## Reseña
-------------------------
Comienza la película y ya se nos remueve algo por dentro con la primera escena. Es Michael Haneke, sabemos que le gusta enfrentar a los espectadores a infiernos oscuros, íntimos y personales y en este caso lo consigue con creces con una historia muy sencilla, conmovedora, dura, desesperanzadora… Vaya, que sales del cine un poco tocado, especialmente con algunas escenas, pero satisfecho con lo que acabas de presenciar, una obra redonda, una historia totalmente franca, bien contada, bien rodada y con unas interpretaciones asombrosas.
Dos horas de metraje con una sensación de tensión que sabes en qué va a acabar pero que no quieres ver cómo sucede, una sensación extraña que no te deja estar del todo cómodo en la butaca… pero que tampoco te deja apartarte de lo que estás viendo. Te atrapa. Te atrapa la historia y sus personajes. Son un matrimonio anciano, de más de 80 años, profesores de música jubilados que viven en una casa llena de tranquilidad y paz, música, libros, pinturas por todas partes. Una noche regresan de ver el concierto de uno de sus ex alumnos. Charlan, bromean, disfrutan el uno del otro del paraíso que han creado en su hogar. Al día siguiente algo parece ir mal… y a partir de ahí nada mejorará.
-------------------------
## Datos
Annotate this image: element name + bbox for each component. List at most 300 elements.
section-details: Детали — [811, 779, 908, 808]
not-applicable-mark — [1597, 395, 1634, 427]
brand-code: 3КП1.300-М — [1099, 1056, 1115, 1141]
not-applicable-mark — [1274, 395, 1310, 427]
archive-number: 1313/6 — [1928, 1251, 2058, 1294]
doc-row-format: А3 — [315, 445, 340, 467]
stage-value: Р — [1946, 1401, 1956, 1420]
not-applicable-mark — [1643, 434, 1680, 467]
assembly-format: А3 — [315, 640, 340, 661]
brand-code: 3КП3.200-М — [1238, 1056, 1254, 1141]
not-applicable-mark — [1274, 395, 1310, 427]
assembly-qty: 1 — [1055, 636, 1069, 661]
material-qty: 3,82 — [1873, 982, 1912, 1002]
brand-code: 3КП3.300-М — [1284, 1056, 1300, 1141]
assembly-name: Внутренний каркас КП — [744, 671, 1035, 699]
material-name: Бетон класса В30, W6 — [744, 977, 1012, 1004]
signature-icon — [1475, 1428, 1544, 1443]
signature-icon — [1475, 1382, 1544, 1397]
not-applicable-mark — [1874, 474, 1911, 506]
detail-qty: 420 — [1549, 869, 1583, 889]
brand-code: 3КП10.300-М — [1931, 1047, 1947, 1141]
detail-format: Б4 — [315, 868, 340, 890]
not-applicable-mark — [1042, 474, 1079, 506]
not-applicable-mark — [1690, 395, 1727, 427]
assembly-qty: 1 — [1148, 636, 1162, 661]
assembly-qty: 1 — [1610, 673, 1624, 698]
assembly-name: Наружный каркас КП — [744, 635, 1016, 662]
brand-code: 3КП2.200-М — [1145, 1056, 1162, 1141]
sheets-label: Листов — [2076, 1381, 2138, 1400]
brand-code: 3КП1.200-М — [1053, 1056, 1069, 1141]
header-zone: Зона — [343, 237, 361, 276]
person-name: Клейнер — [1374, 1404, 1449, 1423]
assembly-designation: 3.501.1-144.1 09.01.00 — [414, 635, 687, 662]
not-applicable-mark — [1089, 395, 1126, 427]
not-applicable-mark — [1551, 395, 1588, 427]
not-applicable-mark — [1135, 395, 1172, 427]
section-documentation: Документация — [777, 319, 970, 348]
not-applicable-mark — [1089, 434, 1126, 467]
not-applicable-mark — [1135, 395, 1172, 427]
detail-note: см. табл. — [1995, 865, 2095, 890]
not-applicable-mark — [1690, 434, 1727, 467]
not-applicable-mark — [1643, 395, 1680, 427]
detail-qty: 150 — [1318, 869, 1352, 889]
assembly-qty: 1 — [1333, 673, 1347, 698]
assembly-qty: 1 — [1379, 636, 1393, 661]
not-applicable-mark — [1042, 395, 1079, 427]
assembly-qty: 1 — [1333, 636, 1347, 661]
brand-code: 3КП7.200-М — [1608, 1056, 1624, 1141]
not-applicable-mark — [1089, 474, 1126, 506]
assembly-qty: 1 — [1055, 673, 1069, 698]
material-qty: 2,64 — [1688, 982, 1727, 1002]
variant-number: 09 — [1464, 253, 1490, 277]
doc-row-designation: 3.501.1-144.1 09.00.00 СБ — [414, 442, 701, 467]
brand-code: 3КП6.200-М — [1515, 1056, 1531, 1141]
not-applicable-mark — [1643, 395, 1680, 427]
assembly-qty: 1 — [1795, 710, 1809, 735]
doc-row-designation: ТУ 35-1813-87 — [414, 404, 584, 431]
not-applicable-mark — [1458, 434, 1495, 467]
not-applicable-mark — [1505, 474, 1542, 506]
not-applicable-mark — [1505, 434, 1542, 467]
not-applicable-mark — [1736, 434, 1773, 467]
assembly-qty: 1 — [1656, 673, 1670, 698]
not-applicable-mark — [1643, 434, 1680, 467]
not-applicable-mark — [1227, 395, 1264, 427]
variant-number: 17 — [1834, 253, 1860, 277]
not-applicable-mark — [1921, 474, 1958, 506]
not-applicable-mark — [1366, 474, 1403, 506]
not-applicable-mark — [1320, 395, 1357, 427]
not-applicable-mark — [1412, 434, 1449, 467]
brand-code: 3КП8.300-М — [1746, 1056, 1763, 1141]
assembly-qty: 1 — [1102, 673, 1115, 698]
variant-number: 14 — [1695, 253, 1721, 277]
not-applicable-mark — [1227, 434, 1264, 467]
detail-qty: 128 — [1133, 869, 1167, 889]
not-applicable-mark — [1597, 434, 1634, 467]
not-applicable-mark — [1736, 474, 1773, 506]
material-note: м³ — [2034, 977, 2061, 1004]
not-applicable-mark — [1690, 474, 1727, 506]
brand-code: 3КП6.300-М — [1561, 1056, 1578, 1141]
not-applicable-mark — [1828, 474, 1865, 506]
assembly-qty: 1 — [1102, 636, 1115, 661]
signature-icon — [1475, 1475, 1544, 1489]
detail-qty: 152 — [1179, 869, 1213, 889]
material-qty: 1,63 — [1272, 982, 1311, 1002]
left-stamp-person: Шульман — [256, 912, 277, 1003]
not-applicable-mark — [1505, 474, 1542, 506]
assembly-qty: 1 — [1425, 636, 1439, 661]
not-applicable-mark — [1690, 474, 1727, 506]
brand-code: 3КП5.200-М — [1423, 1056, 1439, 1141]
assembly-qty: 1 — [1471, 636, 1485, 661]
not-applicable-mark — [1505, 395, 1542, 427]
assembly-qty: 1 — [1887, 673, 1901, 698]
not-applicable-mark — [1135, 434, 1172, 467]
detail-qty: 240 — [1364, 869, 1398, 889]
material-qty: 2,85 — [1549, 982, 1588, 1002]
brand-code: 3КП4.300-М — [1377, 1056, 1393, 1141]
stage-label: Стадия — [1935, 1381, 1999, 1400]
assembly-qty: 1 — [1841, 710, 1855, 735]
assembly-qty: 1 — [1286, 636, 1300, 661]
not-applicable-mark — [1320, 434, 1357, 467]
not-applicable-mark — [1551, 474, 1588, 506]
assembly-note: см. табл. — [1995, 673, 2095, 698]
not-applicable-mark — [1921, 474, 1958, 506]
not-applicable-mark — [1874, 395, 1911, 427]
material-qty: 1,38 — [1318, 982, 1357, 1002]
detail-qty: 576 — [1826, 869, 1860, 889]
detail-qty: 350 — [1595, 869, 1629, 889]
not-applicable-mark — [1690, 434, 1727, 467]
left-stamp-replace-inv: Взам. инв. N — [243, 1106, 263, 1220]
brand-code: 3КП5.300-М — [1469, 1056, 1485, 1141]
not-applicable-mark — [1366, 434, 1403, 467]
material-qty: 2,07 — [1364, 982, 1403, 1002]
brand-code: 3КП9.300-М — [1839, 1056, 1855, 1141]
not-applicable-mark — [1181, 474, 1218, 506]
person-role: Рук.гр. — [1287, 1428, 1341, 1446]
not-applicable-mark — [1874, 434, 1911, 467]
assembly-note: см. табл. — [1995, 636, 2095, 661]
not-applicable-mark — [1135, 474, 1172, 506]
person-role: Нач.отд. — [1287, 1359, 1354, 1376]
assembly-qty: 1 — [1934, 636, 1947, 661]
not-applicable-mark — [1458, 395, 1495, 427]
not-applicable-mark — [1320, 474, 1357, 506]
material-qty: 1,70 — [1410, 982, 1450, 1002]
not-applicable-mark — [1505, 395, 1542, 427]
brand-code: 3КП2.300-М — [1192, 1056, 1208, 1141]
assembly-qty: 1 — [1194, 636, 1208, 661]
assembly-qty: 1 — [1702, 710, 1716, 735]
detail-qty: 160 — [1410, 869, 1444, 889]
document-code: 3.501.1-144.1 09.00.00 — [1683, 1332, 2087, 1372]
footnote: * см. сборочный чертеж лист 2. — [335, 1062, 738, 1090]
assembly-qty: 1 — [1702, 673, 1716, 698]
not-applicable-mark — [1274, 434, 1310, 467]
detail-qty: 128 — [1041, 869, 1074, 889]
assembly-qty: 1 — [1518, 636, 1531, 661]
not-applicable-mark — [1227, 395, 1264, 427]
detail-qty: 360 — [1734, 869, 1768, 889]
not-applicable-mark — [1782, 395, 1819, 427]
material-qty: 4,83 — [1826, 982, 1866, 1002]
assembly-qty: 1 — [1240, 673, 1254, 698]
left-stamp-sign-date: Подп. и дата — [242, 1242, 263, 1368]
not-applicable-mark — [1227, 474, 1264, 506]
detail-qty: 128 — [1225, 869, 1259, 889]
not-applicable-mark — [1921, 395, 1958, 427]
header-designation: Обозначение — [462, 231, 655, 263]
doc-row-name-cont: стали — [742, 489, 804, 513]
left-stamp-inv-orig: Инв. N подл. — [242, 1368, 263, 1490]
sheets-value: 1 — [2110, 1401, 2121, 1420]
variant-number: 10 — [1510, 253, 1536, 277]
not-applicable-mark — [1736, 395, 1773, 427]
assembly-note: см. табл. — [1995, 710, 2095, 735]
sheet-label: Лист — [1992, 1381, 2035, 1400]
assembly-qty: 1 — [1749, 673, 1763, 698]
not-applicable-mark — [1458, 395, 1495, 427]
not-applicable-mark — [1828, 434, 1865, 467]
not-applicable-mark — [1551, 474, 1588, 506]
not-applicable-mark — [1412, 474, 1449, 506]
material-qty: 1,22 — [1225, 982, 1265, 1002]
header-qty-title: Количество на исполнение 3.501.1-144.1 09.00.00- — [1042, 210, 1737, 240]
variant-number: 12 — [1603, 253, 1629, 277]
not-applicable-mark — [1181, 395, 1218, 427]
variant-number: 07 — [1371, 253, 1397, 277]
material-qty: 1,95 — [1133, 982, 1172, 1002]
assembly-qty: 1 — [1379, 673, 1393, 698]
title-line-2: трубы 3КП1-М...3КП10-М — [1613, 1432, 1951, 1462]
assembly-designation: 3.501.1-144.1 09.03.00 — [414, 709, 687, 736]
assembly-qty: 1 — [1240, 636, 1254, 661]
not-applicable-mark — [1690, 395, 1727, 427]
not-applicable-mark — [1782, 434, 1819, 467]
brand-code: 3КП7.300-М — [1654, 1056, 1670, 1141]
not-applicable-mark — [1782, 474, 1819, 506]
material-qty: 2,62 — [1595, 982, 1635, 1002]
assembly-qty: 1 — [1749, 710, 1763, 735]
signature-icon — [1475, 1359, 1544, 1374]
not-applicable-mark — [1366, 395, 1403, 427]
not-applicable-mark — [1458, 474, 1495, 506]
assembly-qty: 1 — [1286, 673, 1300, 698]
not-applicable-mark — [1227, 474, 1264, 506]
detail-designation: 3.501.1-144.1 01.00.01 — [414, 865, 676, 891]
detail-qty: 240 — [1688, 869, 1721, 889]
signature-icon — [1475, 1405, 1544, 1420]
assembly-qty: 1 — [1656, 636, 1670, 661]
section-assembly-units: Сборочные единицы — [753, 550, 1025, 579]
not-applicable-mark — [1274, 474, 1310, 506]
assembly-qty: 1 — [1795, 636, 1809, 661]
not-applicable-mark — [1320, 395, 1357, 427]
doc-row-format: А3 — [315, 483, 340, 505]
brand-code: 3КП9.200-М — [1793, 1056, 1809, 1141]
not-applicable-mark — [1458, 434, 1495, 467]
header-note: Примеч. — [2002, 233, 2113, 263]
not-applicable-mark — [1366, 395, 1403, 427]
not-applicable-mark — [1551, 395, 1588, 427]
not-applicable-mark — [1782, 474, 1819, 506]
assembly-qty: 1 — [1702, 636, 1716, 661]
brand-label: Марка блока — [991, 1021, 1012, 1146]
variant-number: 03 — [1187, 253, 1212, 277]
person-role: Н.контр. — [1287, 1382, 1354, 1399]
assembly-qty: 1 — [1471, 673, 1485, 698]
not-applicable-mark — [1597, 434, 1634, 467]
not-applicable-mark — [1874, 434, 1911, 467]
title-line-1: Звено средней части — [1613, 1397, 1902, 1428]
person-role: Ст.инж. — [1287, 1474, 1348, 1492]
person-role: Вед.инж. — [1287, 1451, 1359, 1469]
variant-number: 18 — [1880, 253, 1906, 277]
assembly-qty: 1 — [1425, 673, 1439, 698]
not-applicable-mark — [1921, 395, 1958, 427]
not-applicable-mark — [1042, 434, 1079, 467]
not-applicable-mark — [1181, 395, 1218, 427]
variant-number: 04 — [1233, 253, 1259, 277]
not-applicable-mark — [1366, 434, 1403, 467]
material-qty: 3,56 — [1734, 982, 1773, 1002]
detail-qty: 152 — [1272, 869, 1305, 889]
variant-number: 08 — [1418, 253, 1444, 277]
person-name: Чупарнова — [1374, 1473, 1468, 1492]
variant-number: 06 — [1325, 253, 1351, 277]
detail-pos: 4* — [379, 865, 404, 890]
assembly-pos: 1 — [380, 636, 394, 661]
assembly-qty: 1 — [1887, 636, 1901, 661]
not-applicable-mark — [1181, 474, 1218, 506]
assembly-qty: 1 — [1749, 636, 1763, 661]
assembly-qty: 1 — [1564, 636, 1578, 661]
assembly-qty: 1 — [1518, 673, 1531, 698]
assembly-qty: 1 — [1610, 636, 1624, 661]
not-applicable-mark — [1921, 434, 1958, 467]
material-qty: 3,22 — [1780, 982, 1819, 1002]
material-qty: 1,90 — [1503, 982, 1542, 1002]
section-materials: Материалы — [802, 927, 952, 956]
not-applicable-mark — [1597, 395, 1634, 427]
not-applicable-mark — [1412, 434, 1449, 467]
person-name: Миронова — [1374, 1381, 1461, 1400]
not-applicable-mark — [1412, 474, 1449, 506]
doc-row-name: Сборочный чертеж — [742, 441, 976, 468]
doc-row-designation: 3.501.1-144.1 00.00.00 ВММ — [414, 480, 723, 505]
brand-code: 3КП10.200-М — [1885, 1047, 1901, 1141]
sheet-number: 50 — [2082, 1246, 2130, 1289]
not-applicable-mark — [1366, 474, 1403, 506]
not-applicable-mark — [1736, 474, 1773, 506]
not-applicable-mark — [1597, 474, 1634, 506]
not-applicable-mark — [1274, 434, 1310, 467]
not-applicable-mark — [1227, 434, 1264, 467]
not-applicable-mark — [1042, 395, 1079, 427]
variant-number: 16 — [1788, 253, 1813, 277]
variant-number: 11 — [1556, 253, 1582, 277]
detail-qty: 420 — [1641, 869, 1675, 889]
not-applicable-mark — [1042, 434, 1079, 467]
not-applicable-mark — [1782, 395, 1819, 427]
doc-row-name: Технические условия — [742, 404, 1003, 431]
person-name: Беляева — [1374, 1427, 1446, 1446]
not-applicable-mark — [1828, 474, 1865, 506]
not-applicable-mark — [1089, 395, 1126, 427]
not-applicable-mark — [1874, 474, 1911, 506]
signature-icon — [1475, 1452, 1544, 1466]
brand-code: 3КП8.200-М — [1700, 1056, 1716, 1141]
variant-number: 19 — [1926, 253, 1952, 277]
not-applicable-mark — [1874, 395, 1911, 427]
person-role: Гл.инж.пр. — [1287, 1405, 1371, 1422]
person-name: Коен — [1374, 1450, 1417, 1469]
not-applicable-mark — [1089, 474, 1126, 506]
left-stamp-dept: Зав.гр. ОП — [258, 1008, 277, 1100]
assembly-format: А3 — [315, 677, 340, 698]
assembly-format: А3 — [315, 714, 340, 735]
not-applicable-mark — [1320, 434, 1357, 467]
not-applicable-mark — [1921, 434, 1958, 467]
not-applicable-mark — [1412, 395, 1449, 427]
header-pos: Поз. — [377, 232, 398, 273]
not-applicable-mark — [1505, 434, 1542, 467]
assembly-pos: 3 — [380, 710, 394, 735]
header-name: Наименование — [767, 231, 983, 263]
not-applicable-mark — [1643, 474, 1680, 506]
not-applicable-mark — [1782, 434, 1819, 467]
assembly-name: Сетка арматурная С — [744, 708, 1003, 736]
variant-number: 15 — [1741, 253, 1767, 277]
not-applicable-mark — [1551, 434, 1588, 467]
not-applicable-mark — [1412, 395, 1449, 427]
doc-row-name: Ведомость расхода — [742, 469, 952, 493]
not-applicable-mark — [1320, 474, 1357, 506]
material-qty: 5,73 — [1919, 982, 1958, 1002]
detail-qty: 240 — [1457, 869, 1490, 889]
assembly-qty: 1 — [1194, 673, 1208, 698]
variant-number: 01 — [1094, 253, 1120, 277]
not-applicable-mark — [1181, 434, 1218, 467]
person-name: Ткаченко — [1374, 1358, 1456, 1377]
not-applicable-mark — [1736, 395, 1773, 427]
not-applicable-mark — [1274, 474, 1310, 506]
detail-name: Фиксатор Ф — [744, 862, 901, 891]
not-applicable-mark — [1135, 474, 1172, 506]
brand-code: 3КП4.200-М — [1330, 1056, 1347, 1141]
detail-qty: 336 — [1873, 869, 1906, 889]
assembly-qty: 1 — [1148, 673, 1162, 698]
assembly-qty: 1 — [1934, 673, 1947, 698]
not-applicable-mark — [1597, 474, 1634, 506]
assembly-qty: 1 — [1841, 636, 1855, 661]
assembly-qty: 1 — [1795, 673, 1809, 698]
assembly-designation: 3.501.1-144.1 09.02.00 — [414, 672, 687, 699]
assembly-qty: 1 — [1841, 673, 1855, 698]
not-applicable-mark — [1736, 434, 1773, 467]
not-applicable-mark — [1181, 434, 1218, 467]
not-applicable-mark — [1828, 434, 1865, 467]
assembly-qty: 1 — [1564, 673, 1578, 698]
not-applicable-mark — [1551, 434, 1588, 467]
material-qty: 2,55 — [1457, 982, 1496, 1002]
-------------------------
## Tarea A
Según la reseña, ¿a qué se dedicaban los dos miembros del matrimonio anciano?
## Tarea B
Copia tal cual el fragmento de la reseña que va desde "Dos horas de" hasta "ahí nada mejorará.", ambos incluidos.
Los datos no hacen falta aquí.

## Respuesta A
Eran profesores de música, ya jubilados.

## Respuesta B
Dos horas de metraje con una sensación de tensión que sabes en qué va a acabar pero que no quieres ver cómo sucede, una sensación extraña que no te deja estar del todo cómodo en la butaca… pero que tampoco te deja apartarte de lo que estás viendo. Te atrapa. Te atrapa la historia y sus personajes. Son un matrimonio anciano, de más de 80 años, profesores de música jubilados que viven en una casa llena de tranquilidad y paz, música, libros, pinturas por todas partes. Una noche regresan de ver el concierto de uno de sus ex alumnos. Charlan, bromean, disfrutan el uno del otro del paraíso que han creado en su hogar. Al día siguiente algo parece ir mal… y a partir de ahí nada mejorará.